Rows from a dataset

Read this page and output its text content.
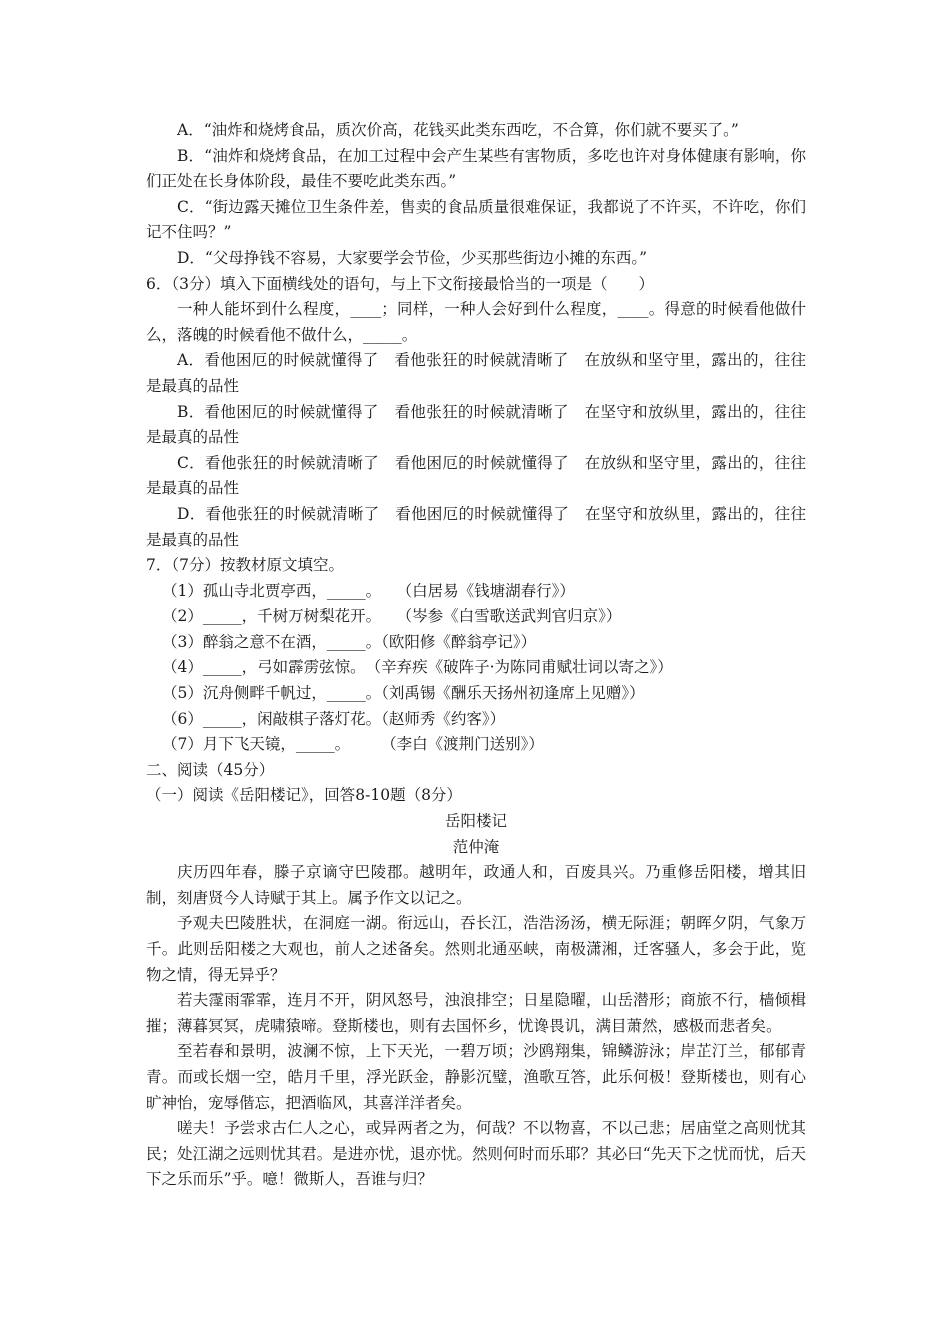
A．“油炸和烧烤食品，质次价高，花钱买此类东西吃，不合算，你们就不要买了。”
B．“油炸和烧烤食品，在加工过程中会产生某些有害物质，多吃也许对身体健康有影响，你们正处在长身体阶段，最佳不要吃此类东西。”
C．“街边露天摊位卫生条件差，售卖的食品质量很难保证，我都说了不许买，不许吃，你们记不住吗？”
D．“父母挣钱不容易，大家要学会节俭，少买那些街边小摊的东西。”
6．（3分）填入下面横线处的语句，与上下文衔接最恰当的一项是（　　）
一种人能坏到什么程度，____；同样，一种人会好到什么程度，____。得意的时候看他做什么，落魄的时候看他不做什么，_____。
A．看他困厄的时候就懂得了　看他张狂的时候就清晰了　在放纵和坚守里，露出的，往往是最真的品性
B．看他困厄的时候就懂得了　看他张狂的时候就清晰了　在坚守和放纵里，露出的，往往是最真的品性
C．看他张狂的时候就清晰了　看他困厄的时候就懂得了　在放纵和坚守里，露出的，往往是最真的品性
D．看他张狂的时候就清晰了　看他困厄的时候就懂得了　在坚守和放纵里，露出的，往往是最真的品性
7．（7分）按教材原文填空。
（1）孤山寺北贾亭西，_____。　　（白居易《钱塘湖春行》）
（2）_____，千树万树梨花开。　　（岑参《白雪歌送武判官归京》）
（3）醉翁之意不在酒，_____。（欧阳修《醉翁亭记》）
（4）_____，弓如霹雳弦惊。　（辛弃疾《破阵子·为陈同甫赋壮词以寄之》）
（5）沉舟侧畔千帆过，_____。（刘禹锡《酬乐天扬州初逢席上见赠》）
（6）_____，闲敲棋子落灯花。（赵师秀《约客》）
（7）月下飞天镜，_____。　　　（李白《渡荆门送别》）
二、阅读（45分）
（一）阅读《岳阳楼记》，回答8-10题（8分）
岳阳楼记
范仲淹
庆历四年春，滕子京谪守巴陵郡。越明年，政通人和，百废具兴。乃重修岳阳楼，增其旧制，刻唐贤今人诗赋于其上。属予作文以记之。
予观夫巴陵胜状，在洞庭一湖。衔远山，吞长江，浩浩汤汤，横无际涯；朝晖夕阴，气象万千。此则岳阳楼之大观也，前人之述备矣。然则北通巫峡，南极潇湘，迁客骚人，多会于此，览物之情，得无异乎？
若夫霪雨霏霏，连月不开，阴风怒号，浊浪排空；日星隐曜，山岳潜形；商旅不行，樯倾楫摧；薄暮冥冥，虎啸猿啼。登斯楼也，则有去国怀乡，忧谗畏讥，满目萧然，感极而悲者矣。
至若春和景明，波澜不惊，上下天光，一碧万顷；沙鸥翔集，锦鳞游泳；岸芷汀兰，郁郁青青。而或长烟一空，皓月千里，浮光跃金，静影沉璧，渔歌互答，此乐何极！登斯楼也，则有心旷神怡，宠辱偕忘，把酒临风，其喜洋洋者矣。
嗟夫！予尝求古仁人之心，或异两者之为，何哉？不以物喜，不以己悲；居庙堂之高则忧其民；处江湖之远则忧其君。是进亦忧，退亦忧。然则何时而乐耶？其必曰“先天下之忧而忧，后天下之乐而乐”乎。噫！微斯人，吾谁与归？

---

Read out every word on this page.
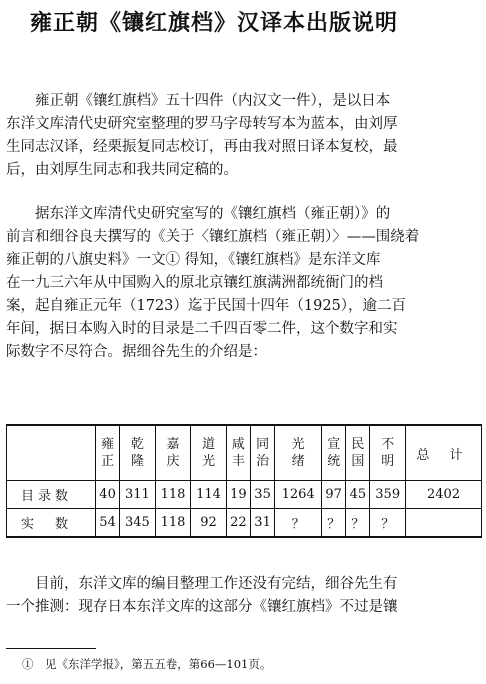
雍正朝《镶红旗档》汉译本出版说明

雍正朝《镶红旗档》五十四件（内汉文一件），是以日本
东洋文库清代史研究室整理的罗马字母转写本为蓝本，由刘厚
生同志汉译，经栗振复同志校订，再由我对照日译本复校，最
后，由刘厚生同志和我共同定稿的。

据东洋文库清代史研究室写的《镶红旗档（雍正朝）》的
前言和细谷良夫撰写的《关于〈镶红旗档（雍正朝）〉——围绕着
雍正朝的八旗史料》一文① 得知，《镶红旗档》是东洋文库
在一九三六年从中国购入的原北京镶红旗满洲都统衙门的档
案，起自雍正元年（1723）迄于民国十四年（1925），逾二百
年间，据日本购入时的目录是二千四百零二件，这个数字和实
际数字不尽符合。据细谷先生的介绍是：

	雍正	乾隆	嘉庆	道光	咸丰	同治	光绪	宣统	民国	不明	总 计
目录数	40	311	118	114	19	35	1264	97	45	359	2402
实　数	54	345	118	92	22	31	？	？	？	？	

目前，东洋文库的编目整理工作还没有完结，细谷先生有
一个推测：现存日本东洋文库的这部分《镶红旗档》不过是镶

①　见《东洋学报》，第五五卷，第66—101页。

● EXERCISE REQUIREMENTS
Your answer should be a single number: the count of lines containing the word "登斯楼也".

● ANSWER TO THIS TASK
2